■ Exercise objective
Locate the lines that hold the string "Earn". Copy every such line.

---------- Extracted data ----------

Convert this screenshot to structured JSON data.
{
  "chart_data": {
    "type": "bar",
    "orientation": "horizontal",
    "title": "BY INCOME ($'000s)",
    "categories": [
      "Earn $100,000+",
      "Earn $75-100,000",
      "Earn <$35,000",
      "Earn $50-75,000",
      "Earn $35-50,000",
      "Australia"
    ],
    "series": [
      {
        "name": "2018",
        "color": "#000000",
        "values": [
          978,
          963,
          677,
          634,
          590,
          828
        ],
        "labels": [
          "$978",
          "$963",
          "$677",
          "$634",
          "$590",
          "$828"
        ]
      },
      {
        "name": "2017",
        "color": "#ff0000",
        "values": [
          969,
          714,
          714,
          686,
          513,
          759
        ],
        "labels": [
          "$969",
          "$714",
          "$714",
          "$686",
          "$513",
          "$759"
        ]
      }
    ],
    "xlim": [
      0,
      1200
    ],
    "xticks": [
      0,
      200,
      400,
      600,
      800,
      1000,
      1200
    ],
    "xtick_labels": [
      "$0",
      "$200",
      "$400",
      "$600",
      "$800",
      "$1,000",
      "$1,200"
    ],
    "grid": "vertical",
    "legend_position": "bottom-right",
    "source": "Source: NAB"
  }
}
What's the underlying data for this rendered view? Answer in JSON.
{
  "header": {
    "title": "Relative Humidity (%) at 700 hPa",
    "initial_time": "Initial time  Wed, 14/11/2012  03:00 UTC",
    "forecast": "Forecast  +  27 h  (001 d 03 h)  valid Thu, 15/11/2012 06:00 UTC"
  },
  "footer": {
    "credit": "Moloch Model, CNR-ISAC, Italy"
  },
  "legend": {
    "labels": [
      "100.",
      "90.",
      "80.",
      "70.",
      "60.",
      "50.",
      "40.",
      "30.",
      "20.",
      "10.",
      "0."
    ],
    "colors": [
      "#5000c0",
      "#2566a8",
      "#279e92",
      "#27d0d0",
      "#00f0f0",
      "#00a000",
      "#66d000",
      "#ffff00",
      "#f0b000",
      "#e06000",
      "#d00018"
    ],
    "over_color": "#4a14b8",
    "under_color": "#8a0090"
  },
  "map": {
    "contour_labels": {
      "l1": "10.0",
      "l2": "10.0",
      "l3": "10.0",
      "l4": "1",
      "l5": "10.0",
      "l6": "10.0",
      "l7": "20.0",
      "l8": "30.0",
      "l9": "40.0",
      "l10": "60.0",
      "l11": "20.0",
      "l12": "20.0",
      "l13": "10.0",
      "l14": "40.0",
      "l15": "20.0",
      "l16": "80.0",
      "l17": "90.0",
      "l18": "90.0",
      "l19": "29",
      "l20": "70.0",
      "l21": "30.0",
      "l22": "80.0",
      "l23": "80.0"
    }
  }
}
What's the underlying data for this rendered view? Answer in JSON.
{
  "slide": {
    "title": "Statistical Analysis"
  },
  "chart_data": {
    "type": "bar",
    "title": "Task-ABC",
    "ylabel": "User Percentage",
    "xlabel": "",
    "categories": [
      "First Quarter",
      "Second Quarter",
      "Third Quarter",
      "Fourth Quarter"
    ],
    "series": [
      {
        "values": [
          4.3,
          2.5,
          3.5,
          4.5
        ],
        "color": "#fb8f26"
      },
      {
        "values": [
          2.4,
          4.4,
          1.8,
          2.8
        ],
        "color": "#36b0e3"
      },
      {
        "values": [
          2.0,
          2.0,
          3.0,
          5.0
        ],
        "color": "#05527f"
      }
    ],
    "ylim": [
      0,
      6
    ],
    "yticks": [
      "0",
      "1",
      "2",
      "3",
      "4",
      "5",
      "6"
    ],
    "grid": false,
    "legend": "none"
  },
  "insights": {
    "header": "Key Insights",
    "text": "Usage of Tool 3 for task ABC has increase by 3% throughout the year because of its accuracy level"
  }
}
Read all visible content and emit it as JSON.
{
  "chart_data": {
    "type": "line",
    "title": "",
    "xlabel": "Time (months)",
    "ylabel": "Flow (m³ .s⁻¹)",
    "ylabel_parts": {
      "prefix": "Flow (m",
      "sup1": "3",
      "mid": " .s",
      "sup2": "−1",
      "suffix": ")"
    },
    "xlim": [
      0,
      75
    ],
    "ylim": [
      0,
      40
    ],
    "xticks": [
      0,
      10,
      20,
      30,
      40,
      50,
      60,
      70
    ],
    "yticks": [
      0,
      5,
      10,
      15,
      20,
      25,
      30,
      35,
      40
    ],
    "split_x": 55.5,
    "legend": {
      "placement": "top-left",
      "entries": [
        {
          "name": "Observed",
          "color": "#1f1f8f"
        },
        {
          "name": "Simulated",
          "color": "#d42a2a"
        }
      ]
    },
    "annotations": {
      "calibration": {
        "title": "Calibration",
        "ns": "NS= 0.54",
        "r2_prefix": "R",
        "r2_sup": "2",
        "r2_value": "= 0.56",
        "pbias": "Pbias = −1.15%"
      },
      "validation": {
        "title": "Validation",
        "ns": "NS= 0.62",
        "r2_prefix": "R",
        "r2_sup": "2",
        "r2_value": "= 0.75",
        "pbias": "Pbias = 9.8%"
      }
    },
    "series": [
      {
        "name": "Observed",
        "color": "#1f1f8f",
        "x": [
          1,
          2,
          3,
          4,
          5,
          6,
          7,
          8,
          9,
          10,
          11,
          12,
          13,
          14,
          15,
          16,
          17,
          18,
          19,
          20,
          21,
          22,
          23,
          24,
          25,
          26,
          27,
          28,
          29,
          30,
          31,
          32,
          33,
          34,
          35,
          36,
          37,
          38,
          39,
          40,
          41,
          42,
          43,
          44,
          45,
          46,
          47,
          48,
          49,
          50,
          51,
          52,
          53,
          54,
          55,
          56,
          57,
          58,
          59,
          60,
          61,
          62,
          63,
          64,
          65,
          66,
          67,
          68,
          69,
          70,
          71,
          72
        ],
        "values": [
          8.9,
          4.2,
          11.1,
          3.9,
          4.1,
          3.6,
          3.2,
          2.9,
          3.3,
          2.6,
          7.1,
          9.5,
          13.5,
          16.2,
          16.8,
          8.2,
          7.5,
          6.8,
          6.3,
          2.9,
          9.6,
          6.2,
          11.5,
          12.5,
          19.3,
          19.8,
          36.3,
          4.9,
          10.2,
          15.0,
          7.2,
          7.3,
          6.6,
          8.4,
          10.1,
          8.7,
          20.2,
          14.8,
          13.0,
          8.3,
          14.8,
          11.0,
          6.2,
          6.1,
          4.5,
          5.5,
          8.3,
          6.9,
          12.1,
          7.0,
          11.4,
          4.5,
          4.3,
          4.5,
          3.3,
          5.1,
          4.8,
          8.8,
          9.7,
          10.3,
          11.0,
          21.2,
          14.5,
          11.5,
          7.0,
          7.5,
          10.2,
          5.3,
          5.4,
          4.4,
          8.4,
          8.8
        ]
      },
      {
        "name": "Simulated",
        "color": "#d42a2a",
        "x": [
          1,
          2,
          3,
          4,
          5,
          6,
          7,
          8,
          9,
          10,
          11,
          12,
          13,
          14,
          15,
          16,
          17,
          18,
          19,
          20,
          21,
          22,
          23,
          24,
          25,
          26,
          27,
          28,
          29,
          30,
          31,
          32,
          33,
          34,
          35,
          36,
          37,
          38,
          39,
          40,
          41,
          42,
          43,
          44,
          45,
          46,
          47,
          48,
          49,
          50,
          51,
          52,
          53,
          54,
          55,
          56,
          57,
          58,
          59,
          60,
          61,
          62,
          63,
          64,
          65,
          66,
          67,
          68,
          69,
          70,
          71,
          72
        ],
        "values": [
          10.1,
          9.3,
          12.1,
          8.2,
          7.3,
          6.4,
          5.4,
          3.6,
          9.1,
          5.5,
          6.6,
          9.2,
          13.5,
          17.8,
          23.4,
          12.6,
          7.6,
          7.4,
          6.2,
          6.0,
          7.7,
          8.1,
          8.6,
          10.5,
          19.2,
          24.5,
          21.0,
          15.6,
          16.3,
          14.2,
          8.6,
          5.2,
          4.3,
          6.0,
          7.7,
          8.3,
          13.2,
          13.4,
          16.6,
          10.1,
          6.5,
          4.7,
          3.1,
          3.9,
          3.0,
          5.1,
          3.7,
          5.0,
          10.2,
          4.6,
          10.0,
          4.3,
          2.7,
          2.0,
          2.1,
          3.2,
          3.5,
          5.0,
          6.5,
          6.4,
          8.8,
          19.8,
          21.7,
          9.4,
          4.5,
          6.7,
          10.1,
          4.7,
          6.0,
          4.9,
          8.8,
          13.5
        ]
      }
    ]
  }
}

----------

■ Exercise result
      "Earn $100,000+",
      "Earn $75-100,000",
      "Earn <$35,000",
      "Earn $50-75,000",
      "Earn $35-50,000",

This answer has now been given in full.